- Extracted text:

......

Aloha Sushi is not owned or operated by the same people who run Aloha Tokyo in Locust Point, despite the similarity in name. Sushi at the uptown joint is good and nicely priced, and the upstairs and downstairs halves of the restaurant offer two different vibes in which to enjoy it. Now we want to know why, with no sign of Hawaiian fusion on the menu and hardly a stick of bamboo in the joint, it's called "Aloha."
Crowd: There isn't much of a crowd upstairs. Downstairs, expect to see 20-somethings and slightly older folks bellied up to the bar for inexpensive specials.
Food: The bar menu is the same as the upstairs menu, though there are different specials. Downstairs, Aloha offers $1 oysters, while upstairs select sushi is just $1 a piece Monday through Friday. Still, the most important thing with sushi is not price but freshness, an area in which Aloha excels. We picked helter-skelter from the menu, trying to test the restaurant's range. In the end, we found ourselves happily stuffed, and convinced that just about everything at Aloha is worth saying hello to.
Entrees run from $8 for noodle dishes up to $15 for more elaborate meals. Most specialty rolls are pretty standard, except perhaps the tasty softshell crab roll. Specialty rolls are all about $11 or $12, while most others are about $4.
Booze: The restaurant half of Aloha offers sake and Japanese beers, including Asahi in an enormous 1,000 ml. can. Downstairs offers a full bar as well as a good selection of taps left over from when Aloha was the Aussie dive Cobbers.

......

- Stored rows:
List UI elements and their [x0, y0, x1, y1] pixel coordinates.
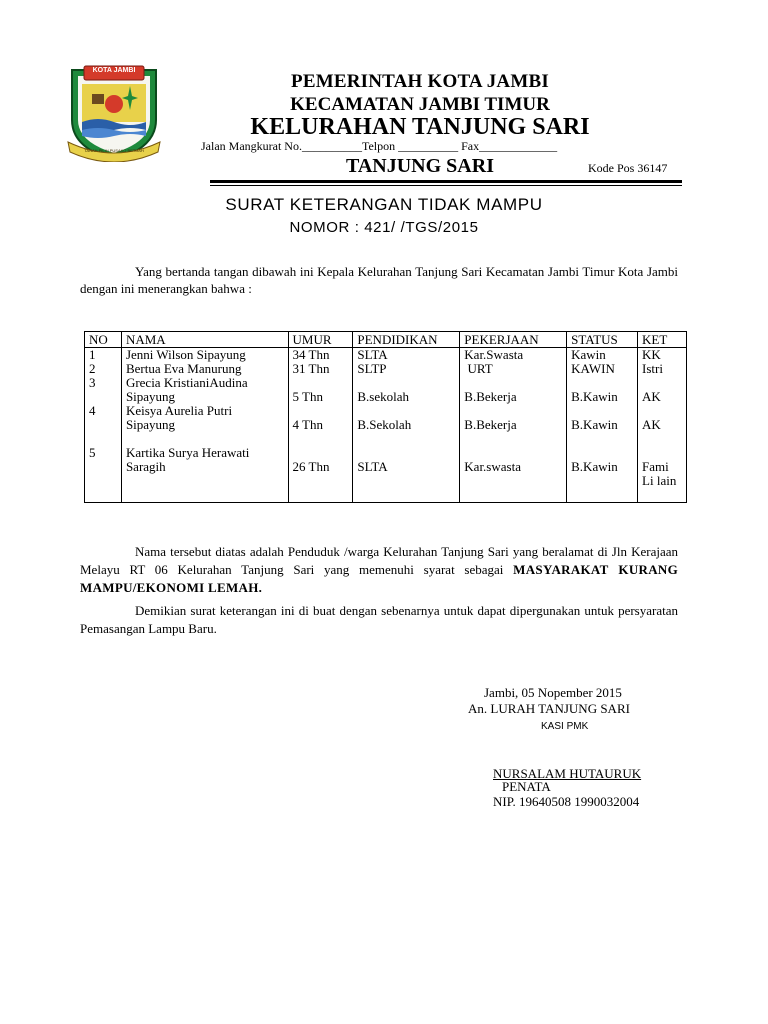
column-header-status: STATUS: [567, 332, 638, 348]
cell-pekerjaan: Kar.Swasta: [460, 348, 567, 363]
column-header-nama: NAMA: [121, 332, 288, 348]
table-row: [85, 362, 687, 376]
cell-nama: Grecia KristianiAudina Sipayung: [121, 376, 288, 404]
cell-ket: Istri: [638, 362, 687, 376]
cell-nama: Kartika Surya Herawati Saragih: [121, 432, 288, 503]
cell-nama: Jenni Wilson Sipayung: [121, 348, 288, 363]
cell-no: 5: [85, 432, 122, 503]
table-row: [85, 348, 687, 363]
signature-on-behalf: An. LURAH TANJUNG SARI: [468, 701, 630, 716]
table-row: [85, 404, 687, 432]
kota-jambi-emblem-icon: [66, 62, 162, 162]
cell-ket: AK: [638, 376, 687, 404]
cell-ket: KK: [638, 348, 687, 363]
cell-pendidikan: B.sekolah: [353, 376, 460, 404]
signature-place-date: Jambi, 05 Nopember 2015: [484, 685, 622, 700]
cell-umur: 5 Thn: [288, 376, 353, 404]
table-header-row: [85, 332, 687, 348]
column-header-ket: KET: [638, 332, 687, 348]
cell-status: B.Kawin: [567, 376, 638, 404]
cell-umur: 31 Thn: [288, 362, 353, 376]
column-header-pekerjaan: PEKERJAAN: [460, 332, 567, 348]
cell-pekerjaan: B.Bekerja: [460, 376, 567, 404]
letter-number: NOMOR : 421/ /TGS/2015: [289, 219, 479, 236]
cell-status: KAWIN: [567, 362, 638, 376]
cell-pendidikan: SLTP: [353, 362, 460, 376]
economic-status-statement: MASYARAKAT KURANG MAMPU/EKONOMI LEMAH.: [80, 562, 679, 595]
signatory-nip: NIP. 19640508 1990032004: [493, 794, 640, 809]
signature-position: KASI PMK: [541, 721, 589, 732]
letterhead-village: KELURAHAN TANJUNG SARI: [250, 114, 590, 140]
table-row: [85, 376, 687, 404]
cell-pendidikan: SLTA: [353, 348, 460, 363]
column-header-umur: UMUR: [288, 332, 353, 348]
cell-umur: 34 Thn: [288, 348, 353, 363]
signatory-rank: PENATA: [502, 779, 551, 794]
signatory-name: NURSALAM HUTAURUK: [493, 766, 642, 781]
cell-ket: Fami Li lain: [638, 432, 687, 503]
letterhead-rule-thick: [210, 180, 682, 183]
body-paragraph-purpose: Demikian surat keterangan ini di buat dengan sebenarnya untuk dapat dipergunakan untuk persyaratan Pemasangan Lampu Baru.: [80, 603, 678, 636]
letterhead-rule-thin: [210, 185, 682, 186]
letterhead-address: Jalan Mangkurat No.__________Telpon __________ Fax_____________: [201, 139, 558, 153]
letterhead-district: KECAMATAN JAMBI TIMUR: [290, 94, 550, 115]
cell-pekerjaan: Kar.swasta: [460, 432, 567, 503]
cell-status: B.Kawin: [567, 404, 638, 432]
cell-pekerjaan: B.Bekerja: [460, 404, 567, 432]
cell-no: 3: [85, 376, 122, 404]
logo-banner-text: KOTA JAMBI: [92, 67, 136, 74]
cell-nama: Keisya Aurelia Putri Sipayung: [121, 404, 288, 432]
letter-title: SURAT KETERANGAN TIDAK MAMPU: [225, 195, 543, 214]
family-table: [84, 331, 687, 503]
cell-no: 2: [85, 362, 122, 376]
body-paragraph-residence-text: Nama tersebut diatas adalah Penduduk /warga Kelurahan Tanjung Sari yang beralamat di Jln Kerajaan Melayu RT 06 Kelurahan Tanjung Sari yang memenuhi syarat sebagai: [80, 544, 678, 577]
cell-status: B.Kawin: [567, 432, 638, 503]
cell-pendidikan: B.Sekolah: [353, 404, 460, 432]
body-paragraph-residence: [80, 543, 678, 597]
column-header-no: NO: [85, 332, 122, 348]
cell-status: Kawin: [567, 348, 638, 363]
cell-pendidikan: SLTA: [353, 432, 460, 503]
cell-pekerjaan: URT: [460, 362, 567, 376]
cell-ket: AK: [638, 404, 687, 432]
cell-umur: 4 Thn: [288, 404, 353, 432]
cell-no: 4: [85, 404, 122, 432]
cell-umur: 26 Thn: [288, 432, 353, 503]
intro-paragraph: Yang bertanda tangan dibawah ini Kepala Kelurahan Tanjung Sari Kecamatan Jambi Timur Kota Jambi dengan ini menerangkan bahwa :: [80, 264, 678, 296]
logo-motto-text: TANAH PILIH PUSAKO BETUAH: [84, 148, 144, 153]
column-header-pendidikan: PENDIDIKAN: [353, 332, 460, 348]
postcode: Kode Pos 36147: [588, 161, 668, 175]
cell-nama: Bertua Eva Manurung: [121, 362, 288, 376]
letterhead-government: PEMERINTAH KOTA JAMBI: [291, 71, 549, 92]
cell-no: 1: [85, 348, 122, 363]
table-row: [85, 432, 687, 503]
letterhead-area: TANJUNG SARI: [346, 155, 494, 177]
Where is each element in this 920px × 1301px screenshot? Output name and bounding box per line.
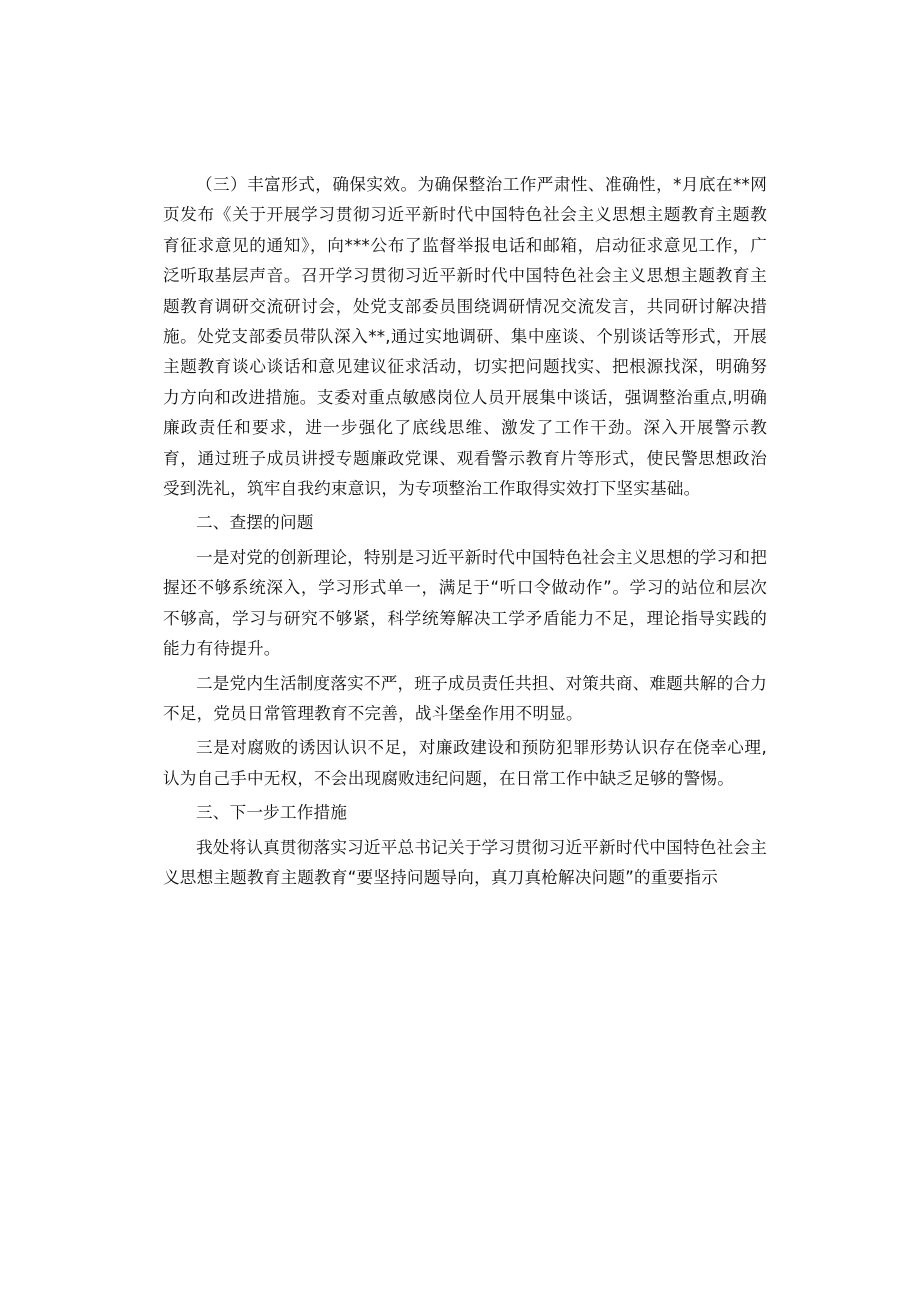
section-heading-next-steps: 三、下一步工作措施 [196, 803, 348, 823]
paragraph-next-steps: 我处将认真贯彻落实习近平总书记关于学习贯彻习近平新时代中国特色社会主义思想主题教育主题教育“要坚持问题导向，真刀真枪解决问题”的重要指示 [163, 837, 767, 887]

......

- Work to be completed:
Reproduce the Aloha Sushi review above in full, word for word.

- Result:
Aloha Sushi is not owned or operated by the same people who run Aloha Tokyo in Locust Point, despite the similarity in name. Sushi at the uptown joint is good and nicely priced, and the upstairs and downstairs halves of the restaurant offer two different vibes in which to enjoy it. Now we want to know why, with no sign of Hawaiian fusion on the menu and hardly a stick of bamboo in the joint, it's called "Aloha."
Crowd: There isn't much of a crowd upstairs. Downstairs, expect to see 20-somethings and slightly older folks bellied up to the bar for inexpensive specials.
Food: The bar menu is the same as the upstairs menu, though there are different specials. Downstairs, Aloha offers $1 oysters, while upstairs select sushi is just $1 a piece Monday through Friday. Still, the most important thing with sushi is not price but freshness, an area in which Aloha excels. We picked helter-skelter from the menu, trying to test the restaurant's range. In the end, we found ourselves happily stuffed, and convinced that just about everything at Aloha is worth saying hello to.
Entrees run from $8 for noodle dishes up to $15 for more elaborate meals. Most specialty rolls are pretty standard, except perhaps the tasty softshell crab roll. Specialty rolls are all about $11 or $12, while most others are about $4.
Booze: The restaurant half of Aloha offers sake and Japanese beers, including Asahi in an enormous 1,000 ml. can. Downstairs offers a full bar as well as a good selection of taps left over from when Aloha was the Aussie dive Cobbers.